* [Task directions] Filter the data for lines with the word "Percent", then copy every line so identified.

══════════

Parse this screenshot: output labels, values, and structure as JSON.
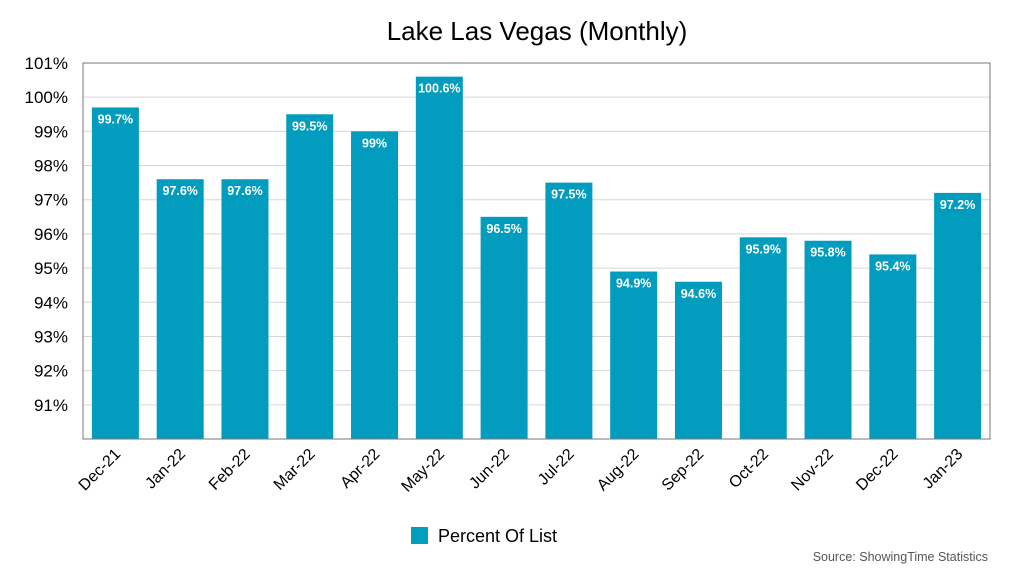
{
  "chart_data": {
    "type": "bar",
    "title": "Lake Las Vegas (Monthly)",
    "xlabel": "",
    "ylabel": "",
    "ylim": [
      90,
      101
    ],
    "yticks": [
      91,
      92,
      93,
      94,
      95,
      96,
      97,
      98,
      99,
      100,
      101
    ],
    "ytick_labels": [
      "91%",
      "92%",
      "93%",
      "94%",
      "95%",
      "96%",
      "97%",
      "98%",
      "99%",
      "100%",
      "101%"
    ],
    "grid": true,
    "categories": [
      "Dec-21",
      "Jan-22",
      "Feb-22",
      "Mar-22",
      "Apr-22",
      "May-22",
      "Jun-22",
      "Jul-22",
      "Aug-22",
      "Sep-22",
      "Oct-22",
      "Nov-22",
      "Dec-22",
      "Jan-23"
    ],
    "series": [
      {
        "name": "Percent Of List",
        "color": "#029dbe",
        "values": [
          99.7,
          97.6,
          97.6,
          99.5,
          99,
          100.6,
          96.5,
          97.5,
          94.9,
          94.6,
          95.9,
          95.8,
          95.4,
          97.2
        ],
        "labels": [
          "99.7%",
          "97.6%",
          "97.6%",
          "99.5%",
          "99%",
          "100.6%",
          "96.5%",
          "97.5%",
          "94.9%",
          "94.6%",
          "95.9%",
          "95.8%",
          "95.4%",
          "97.2%"
        ]
      }
    ],
    "legend": {
      "label": "Percent Of List",
      "placement": "bottom-center"
    },
    "source": "Source: ShowingTime Statistics"
  }
}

══════════

* [Written solution]
        "name": "Percent Of List",
      "label": "Percent Of List",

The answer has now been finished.